(Challenge): Below are records; count the lines in them that hold "name" and give only the count.

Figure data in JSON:

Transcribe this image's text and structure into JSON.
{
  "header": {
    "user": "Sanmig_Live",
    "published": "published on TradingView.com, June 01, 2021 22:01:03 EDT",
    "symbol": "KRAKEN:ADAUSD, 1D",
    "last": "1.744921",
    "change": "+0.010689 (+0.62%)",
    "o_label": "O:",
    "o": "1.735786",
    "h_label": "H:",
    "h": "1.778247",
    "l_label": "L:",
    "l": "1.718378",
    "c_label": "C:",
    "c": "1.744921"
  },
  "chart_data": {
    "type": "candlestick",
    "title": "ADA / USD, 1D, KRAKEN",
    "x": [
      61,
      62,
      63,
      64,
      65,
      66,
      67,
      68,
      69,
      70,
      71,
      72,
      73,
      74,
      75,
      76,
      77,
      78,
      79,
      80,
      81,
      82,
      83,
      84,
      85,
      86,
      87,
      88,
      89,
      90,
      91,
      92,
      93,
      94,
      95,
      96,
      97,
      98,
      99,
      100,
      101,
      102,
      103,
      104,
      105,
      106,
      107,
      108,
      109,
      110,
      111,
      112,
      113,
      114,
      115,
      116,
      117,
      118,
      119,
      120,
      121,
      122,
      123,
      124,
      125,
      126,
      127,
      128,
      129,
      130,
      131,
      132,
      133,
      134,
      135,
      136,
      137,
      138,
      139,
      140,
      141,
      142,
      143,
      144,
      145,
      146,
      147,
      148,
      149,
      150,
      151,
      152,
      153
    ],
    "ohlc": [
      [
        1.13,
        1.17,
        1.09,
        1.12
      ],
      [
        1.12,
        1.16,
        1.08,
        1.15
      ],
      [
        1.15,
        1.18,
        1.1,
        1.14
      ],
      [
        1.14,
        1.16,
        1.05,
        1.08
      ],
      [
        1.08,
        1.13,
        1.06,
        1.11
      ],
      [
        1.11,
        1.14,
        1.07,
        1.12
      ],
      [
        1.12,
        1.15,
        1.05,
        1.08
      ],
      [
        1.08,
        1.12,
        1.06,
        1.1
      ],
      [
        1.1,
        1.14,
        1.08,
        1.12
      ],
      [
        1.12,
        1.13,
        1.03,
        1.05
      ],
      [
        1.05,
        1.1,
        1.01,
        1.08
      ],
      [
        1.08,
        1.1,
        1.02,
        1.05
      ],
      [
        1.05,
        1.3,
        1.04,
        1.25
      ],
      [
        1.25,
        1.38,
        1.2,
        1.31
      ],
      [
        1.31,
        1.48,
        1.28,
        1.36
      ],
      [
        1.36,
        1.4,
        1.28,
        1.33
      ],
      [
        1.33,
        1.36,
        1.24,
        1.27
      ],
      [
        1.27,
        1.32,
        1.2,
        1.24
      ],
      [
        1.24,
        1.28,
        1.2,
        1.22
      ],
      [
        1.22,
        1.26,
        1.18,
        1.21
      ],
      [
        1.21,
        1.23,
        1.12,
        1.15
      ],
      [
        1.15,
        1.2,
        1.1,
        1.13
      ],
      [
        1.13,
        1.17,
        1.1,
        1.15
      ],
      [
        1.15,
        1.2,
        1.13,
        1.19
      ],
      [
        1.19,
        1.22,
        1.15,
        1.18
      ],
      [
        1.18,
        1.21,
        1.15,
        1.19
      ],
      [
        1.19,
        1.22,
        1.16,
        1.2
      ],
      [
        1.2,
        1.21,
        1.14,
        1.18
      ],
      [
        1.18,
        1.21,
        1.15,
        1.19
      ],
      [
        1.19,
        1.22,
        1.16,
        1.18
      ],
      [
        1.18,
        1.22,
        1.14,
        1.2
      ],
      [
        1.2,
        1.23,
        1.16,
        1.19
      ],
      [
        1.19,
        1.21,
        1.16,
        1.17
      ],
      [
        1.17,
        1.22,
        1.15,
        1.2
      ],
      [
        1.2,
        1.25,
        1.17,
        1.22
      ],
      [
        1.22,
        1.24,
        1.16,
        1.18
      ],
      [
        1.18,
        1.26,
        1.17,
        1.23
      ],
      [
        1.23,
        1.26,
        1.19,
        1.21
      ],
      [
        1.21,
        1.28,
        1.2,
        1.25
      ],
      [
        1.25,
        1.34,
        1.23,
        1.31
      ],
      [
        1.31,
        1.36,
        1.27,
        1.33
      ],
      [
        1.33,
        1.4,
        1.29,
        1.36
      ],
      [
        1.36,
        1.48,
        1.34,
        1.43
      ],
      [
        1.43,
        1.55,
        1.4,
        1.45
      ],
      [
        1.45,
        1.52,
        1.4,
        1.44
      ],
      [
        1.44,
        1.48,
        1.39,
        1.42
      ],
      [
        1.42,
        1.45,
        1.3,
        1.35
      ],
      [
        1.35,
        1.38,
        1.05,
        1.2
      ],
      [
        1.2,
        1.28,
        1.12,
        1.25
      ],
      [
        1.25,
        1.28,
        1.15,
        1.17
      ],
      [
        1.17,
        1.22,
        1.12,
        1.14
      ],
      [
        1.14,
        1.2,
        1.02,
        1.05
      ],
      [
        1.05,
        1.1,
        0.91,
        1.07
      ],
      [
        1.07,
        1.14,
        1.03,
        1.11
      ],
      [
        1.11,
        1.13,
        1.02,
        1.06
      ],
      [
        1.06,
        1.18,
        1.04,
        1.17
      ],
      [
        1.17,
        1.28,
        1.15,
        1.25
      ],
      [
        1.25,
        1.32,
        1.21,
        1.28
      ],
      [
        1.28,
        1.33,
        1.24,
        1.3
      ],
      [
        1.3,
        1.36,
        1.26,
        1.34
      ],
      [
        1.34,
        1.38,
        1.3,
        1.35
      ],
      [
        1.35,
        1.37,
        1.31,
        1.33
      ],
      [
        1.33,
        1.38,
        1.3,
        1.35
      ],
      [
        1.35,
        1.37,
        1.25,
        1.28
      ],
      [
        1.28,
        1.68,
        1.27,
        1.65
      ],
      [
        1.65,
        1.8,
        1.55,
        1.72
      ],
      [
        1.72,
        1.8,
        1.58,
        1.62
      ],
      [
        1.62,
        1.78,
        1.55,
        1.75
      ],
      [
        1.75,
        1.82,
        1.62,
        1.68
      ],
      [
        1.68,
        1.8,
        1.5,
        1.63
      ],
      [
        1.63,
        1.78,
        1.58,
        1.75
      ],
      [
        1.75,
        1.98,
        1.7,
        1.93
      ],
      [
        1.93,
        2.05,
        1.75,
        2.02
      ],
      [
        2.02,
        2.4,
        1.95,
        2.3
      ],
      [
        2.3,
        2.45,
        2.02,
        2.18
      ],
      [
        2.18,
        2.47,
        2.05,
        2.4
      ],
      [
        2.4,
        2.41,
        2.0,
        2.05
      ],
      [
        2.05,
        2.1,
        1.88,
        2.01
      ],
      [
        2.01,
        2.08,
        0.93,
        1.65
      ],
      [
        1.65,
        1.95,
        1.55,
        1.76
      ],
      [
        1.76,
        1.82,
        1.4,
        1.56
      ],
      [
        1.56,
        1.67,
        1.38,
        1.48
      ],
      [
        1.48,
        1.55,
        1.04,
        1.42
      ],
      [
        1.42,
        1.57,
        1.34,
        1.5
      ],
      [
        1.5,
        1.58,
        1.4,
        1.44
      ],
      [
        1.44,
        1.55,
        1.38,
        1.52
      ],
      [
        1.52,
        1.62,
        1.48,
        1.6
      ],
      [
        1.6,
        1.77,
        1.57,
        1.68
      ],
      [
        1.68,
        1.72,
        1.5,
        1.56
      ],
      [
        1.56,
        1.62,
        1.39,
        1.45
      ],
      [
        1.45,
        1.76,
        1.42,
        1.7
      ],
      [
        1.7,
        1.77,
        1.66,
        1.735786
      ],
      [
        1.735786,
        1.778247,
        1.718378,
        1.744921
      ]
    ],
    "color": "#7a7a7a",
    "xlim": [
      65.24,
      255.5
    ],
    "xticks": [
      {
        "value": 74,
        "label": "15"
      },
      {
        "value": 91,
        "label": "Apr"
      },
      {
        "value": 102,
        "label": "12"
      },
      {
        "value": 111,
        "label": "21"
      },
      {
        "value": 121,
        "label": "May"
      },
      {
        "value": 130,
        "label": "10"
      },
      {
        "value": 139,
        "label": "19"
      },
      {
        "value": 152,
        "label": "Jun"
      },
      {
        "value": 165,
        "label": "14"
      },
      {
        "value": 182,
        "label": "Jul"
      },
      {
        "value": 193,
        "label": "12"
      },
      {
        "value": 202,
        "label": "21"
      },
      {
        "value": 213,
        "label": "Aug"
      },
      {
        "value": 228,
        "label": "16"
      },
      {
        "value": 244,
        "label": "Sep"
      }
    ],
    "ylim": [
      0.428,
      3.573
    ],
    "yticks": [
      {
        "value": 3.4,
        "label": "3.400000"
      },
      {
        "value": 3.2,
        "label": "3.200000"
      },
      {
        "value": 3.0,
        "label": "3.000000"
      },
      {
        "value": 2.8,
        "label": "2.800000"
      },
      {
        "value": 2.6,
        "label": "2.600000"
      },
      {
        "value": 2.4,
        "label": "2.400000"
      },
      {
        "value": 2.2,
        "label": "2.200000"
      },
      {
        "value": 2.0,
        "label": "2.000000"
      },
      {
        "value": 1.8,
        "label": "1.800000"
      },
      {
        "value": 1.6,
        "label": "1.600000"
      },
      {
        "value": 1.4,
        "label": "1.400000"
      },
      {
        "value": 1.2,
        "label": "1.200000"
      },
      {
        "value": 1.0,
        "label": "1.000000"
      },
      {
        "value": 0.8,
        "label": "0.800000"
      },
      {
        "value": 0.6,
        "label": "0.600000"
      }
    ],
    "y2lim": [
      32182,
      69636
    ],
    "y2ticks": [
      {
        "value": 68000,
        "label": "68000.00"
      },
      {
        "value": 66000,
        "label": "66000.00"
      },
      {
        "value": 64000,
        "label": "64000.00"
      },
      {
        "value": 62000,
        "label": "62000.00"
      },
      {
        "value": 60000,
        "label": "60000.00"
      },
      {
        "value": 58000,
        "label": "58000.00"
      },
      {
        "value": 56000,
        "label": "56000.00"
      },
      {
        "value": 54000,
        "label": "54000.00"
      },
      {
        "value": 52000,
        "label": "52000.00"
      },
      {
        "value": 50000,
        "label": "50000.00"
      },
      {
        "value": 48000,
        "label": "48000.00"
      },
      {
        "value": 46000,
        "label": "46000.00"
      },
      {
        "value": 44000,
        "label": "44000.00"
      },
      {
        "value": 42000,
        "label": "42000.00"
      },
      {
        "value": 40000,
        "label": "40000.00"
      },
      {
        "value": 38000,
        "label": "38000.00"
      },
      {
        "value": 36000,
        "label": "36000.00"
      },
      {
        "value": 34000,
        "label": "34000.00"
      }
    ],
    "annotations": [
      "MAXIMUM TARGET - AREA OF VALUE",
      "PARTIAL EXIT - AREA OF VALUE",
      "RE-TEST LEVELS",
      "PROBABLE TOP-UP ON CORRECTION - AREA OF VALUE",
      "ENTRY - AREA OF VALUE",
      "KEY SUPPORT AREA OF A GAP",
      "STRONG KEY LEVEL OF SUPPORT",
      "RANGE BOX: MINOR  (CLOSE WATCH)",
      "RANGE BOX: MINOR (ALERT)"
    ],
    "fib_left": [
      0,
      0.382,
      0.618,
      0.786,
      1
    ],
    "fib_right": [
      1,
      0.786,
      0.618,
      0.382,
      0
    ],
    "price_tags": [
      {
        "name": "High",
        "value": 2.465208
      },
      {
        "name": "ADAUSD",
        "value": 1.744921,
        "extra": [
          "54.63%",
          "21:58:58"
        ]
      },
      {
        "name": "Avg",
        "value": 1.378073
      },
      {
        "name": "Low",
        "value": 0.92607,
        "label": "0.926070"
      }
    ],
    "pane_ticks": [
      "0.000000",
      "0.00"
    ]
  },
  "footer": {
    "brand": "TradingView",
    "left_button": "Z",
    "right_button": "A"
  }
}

(Response to this task): 4